=== Problem statement ===
Copy whichever lines contain the string "right".

### Dataset excerpts

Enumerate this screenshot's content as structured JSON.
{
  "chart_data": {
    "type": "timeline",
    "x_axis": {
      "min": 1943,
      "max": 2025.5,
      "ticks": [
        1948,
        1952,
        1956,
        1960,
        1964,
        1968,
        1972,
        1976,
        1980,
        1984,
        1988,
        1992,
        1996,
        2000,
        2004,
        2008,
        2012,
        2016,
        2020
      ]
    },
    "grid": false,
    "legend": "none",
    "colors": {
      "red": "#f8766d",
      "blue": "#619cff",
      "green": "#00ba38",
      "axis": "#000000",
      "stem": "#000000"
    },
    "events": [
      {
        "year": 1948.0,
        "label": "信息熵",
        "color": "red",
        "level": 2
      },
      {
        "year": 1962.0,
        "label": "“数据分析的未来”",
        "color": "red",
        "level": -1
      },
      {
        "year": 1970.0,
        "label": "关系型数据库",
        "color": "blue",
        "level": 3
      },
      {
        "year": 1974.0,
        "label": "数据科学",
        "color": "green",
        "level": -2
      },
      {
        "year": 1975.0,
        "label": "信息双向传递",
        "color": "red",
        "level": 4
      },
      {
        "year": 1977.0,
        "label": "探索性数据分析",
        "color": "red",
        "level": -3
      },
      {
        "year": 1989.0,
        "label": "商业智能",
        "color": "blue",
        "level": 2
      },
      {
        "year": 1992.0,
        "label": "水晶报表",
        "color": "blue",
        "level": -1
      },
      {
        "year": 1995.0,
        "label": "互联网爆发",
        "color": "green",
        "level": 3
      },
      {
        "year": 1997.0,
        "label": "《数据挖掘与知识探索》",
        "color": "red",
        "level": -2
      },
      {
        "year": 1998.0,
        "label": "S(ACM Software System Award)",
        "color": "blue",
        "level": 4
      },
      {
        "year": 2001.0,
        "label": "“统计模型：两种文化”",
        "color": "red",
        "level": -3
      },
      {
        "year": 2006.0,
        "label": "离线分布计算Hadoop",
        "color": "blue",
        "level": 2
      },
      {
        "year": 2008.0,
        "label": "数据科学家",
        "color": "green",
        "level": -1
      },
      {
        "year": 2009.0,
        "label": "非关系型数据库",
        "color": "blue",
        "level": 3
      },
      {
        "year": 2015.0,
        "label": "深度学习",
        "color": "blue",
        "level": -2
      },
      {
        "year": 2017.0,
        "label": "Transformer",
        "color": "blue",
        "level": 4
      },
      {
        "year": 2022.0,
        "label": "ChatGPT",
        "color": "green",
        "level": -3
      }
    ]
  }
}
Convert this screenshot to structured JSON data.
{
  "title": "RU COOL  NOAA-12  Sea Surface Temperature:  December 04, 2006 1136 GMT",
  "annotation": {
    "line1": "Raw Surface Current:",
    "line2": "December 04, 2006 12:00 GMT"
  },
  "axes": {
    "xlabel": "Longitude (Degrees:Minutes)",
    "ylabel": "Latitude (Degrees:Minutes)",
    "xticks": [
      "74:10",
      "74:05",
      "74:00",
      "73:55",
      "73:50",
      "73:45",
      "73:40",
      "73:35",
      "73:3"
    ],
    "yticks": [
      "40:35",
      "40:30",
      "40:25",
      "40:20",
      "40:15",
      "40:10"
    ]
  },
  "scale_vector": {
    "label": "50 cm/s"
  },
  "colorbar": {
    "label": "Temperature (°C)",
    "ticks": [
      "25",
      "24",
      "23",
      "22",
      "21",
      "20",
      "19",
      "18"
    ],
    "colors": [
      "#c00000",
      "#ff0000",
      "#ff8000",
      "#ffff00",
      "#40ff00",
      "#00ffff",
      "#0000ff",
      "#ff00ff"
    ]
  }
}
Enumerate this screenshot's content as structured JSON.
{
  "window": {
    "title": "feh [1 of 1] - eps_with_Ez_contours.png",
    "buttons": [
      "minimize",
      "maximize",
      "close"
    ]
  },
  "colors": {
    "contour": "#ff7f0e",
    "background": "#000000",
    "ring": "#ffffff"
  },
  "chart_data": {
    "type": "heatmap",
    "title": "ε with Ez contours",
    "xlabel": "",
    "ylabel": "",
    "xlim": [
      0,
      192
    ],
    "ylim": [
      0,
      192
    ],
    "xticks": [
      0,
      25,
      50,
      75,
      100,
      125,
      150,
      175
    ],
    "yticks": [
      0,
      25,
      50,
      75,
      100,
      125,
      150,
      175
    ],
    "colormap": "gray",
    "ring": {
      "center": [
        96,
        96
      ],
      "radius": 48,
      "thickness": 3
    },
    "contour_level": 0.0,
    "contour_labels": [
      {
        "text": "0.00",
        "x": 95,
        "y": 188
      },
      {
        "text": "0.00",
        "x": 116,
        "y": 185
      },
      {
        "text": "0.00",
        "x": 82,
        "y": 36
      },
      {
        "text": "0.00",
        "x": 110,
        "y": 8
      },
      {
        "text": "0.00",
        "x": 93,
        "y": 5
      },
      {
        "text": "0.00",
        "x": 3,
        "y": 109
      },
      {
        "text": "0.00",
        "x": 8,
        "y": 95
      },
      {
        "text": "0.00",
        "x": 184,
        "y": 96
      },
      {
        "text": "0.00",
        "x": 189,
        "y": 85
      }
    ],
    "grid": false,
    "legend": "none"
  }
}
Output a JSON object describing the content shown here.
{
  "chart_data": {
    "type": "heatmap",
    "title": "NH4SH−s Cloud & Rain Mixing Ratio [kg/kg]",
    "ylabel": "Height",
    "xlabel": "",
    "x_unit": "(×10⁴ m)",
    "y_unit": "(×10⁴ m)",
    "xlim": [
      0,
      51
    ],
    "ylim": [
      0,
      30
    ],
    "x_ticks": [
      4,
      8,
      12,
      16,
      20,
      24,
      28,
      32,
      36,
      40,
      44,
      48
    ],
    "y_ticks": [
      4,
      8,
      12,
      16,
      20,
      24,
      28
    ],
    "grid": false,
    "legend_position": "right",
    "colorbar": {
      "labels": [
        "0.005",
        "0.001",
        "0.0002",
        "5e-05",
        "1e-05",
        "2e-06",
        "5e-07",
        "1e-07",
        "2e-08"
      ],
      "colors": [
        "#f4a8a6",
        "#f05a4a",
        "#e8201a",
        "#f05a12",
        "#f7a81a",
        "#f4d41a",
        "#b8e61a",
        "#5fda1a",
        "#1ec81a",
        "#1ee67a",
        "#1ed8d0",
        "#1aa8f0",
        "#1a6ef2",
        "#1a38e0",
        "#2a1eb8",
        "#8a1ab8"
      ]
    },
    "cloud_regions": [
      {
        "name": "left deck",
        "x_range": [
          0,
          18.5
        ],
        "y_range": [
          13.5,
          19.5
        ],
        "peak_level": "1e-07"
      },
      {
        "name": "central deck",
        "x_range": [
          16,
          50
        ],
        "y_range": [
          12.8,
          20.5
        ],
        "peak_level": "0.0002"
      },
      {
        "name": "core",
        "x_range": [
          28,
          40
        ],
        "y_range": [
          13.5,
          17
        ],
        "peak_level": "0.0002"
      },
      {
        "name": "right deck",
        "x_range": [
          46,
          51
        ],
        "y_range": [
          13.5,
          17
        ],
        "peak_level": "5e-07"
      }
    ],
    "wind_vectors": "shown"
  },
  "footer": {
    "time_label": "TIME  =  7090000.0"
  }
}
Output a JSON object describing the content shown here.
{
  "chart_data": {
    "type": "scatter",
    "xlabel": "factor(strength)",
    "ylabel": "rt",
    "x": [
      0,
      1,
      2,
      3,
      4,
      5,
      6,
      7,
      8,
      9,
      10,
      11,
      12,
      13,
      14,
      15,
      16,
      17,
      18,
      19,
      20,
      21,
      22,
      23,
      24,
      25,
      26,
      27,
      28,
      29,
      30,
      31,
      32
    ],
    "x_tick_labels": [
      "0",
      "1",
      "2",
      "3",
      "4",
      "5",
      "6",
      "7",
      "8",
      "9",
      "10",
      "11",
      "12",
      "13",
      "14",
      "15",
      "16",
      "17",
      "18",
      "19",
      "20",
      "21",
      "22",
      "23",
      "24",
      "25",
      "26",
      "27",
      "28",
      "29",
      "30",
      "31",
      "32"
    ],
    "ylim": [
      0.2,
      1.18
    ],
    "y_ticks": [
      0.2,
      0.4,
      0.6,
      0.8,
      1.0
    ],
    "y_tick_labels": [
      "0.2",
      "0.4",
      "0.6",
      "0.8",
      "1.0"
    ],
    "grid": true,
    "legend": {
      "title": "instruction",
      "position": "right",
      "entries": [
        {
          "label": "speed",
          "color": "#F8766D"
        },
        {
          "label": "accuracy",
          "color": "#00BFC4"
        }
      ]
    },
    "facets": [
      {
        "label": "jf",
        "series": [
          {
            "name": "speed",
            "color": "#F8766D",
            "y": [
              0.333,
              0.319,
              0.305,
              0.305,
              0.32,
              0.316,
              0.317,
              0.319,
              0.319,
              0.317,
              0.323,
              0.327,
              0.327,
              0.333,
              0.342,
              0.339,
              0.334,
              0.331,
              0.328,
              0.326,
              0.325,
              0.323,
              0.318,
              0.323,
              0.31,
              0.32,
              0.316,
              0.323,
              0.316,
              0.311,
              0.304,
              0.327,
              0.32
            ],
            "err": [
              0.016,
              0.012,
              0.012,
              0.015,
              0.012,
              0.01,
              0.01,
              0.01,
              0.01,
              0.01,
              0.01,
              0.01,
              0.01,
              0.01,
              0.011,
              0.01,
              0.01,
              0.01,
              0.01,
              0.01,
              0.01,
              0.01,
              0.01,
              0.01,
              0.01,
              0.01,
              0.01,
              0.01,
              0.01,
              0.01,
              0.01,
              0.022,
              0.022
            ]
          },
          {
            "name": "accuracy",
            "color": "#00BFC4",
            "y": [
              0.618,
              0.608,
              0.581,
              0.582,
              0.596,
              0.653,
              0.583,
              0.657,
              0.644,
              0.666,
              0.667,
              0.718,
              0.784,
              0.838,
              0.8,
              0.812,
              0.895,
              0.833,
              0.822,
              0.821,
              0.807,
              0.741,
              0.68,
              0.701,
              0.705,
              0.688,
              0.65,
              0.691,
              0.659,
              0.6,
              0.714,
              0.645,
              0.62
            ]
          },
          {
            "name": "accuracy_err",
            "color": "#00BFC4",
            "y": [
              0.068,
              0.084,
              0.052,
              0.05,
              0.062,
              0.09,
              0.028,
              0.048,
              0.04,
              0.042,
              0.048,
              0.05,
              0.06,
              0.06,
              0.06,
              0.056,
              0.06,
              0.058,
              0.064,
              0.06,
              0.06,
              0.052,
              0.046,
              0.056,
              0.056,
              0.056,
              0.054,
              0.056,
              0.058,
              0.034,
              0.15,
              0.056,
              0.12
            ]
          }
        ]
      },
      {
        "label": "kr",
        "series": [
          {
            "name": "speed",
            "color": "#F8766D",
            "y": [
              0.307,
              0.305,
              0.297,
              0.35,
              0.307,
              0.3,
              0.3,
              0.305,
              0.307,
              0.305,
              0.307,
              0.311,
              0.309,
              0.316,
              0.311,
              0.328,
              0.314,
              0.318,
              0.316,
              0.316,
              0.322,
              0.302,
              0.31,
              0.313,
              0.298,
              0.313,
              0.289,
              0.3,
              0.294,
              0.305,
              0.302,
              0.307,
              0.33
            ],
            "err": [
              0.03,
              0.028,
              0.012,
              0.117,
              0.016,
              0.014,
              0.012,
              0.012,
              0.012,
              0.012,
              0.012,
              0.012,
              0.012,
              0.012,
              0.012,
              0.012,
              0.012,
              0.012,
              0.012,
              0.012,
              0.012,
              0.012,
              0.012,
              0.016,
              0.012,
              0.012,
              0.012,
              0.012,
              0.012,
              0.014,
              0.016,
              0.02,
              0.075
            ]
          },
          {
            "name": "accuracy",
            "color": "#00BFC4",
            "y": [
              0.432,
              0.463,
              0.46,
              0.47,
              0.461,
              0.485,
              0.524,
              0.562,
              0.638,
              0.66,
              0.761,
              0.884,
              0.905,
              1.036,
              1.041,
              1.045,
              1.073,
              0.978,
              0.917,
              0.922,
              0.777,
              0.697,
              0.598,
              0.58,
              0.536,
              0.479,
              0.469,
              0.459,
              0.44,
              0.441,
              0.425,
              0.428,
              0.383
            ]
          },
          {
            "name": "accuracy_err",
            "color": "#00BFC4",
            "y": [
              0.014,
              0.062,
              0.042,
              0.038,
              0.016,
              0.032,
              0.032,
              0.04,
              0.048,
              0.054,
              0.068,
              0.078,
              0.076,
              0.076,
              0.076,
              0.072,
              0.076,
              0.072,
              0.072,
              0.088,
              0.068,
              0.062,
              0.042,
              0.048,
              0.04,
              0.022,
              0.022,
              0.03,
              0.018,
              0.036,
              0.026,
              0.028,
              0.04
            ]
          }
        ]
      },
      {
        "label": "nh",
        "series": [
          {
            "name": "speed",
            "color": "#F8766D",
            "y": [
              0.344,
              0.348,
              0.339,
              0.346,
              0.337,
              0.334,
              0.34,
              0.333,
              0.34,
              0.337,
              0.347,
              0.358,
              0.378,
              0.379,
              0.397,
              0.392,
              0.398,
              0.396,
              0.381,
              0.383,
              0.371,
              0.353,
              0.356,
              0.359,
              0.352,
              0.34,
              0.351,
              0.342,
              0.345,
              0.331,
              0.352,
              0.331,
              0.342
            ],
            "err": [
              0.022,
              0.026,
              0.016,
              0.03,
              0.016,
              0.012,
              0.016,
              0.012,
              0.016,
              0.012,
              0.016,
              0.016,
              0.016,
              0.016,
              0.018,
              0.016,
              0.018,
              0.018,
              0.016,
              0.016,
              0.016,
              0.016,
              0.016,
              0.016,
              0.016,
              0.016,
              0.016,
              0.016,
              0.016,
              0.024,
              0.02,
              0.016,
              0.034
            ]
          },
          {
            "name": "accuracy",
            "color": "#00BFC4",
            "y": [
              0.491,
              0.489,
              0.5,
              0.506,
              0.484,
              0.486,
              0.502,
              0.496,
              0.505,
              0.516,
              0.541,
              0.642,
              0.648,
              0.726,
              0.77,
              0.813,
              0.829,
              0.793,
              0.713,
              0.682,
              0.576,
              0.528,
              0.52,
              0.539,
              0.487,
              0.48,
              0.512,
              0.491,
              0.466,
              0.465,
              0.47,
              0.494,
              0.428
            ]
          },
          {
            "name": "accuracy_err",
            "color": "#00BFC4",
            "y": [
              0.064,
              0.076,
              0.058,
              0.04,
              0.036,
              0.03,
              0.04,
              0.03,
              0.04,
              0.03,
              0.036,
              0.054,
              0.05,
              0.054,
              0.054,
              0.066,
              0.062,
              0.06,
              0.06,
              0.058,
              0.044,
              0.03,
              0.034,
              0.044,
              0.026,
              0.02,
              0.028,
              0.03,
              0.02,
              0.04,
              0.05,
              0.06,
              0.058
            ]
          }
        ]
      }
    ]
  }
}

######

=== Response to this exercise ===
    "legend_position": "right",
        "name": "right deck",
      "position": "right",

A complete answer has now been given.